>> Start Records to use

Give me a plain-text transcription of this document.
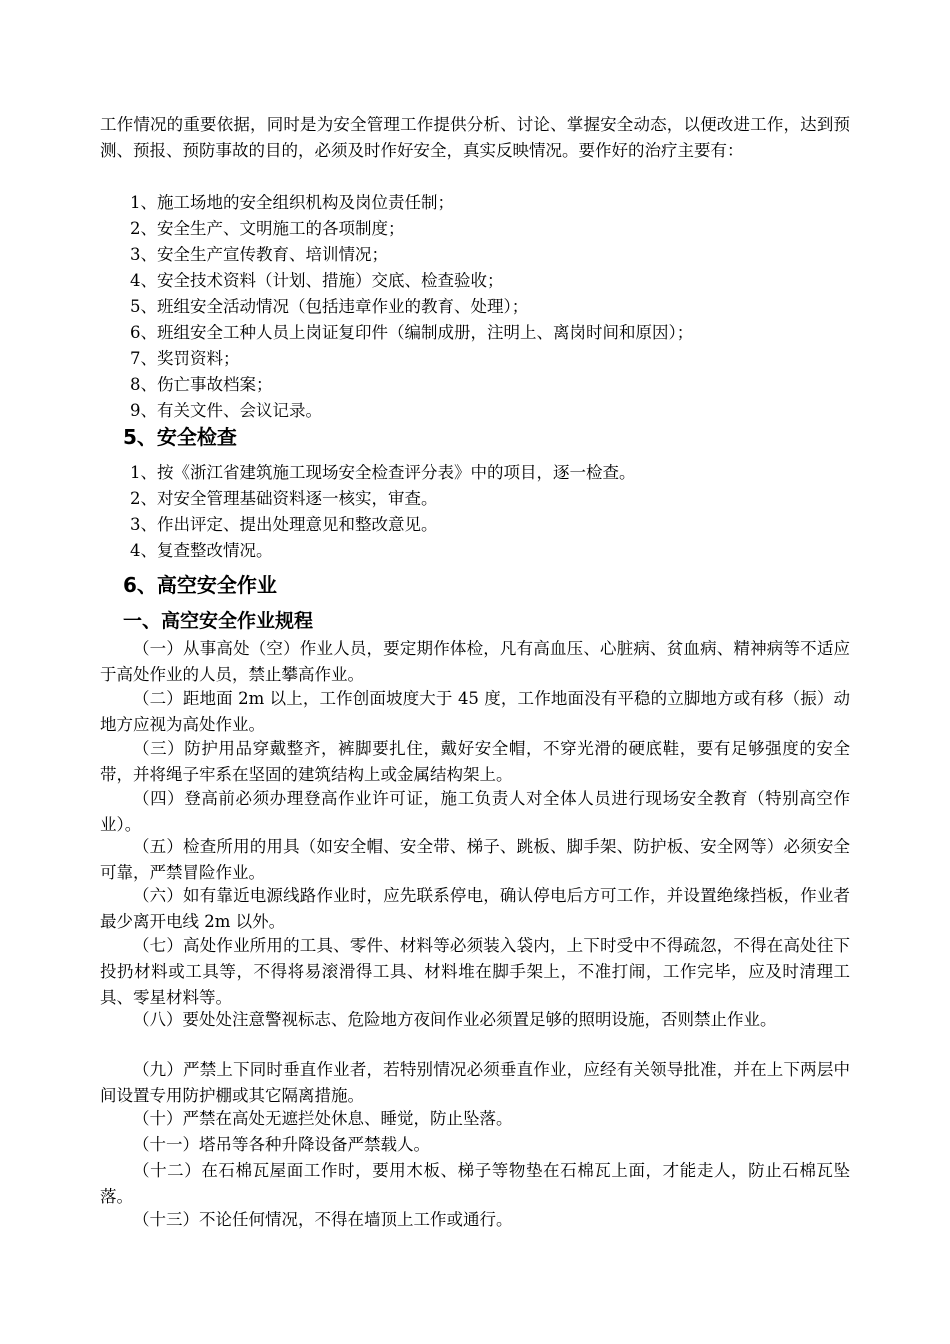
工作情况的重要依据，同时是为安全管理工作提供分析、讨论、掌握安全动态，以便改进工作，达到预测、预报、预防事故的目的，必须及时作好安全，真实反映情况。要作好的治疗主要有：
1、施工场地的安全组织机构及岗位责任制；
2、安全生产、文明施工的各项制度；
3、安全生产宣传教育、培训情况；
4、安全技术资料（计划、措施）交底、检查验收；
5、班组安全活动情况（包括违章作业的教育、处理）；
6、班组安全工种人员上岗证复印件（编制成册，注明上、离岗时间和原因）；
7、奖罚资料；
8、伤亡事故档案；
9、有关文件、会议记录。
5、安全检查
1、按《浙江省建筑施工现场安全检查评分表》中的项目，逐一检查。
2、对安全管理基础资料逐一核实，审查。
3、作出评定、提出处理意见和整改意见。
4、复查整改情况。
6、高空安全作业
一、高空安全作业规程
（一）从事高处（空）作业人员，要定期作体检，凡有高血压、心脏病、贫血病、精神病等不适应于高处作业的人员，禁止攀高作业。
（二）距地面 2m 以上，工作创面坡度大于 45 度，工作地面没有平稳的立脚地方或有移（振）动地方应视为高处作业。
（三）防护用品穿戴整齐，裤脚要扎住，戴好安全帽，不穿光滑的硬底鞋，要有足够强度的安全带，并将绳子牢系在坚固的建筑结构上或金属结构架上。
（四）登高前必须办理登高作业许可证，施工负责人对全体人员进行现场安全教育（特别高空作业）。
（五）检查所用的用具（如安全帽、安全带、梯子、跳板、脚手架、防护板、安全网等）必须安全可靠，严禁冒险作业。
（六）如有靠近电源线路作业时，应先联系停电，确认停电后方可工作，并设置绝缘挡板，作业者最少离开电线 2m 以外。
（七）高处作业所用的工具、零件、材料等必须装入袋内，上下时受中不得疏忽，不得在高处往下投扔材料或工具等，不得将易滚滑得工具、材料堆在脚手架上，不准打闹，工作完毕，应及时清理工具、零星材料等。
（八）要处处注意警视标志、危险地方夜间作业必须置足够的照明设施，否则禁止作业。
（九）严禁上下同时垂直作业者，若特别情况必须垂直作业，应经有关领导批准，并在上下两层中间设置专用防护棚或其它隔离措施。
（十）严禁在高处无遮拦处休息、睡觉，防止坠落。
（十一）塔吊等各种升降设备严禁载人。
（十二）在石棉瓦屋面工作时，要用木板、梯子等物垫在石棉瓦上面，才能走人，防止石棉瓦坠落。
（十三）不论任何情况，不得在墙顶上工作或通行。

>> End Records to use

What needs to be done: Return each line from the material above exactly, but not the pictures.

Completed exercise:
Give me a plain-text transcription of this document.
工作情况的重要依据，同时是为安全管理工作提供分析、讨论、掌握安全动态，以便改进工作，达到预测、预报、预防事故的目的，必须及时作好安全，真实反映情况。要作好的治疗主要有：
1、施工场地的安全组织机构及岗位责任制；
2、安全生产、文明施工的各项制度；
3、安全生产宣传教育、培训情况；
4、安全技术资料（计划、措施）交底、检查验收；
5、班组安全活动情况（包括违章作业的教育、处理）；
6、班组安全工种人员上岗证复印件（编制成册，注明上、离岗时间和原因）；
7、奖罚资料；
8、伤亡事故档案；
9、有关文件、会议记录。
5、安全检查
1、按《浙江省建筑施工现场安全检查评分表》中的项目，逐一检查。
2、对安全管理基础资料逐一核实，审查。
3、作出评定、提出处理意见和整改意见。
4、复查整改情况。
6、高空安全作业
一、高空安全作业规程
（一）从事高处（空）作业人员，要定期作体检，凡有高血压、心脏病、贫血病、精神病等不适应于高处作业的人员，禁止攀高作业。
（二）距地面 2m 以上，工作创面坡度大于 45 度，工作地面没有平稳的立脚地方或有移（振）动地方应视为高处作业。
（三）防护用品穿戴整齐，裤脚要扎住，戴好安全帽，不穿光滑的硬底鞋，要有足够强度的安全带，并将绳子牢系在坚固的建筑结构上或金属结构架上。
（四）登高前必须办理登高作业许可证，施工负责人对全体人员进行现场安全教育（特别高空作业）。
（五）检查所用的用具（如安全帽、安全带、梯子、跳板、脚手架、防护板、安全网等）必须安全可靠，严禁冒险作业。
（六）如有靠近电源线路作业时，应先联系停电，确认停电后方可工作，并设置绝缘挡板，作业者最少离开电线 2m 以外。
（七）高处作业所用的工具、零件、材料等必须装入袋内，上下时受中不得疏忽，不得在高处往下投扔材料或工具等，不得将易滚滑得工具、材料堆在脚手架上，不准打闹，工作完毕，应及时清理工具、零星材料等。
（八）要处处注意警视标志、危险地方夜间作业必须置足够的照明设施，否则禁止作业。
（九）严禁上下同时垂直作业者，若特别情况必须垂直作业，应经有关领导批准，并在上下两层中间设置专用防护棚或其它隔离措施。
（十）严禁在高处无遮拦处休息、睡觉，防止坠落。
（十一）塔吊等各种升降设备严禁载人。
（十二）在石棉瓦屋面工作时，要用木板、梯子等物垫在石棉瓦上面，才能走人，防止石棉瓦坠落。
（十三）不论任何情况，不得在墙顶上工作或通行。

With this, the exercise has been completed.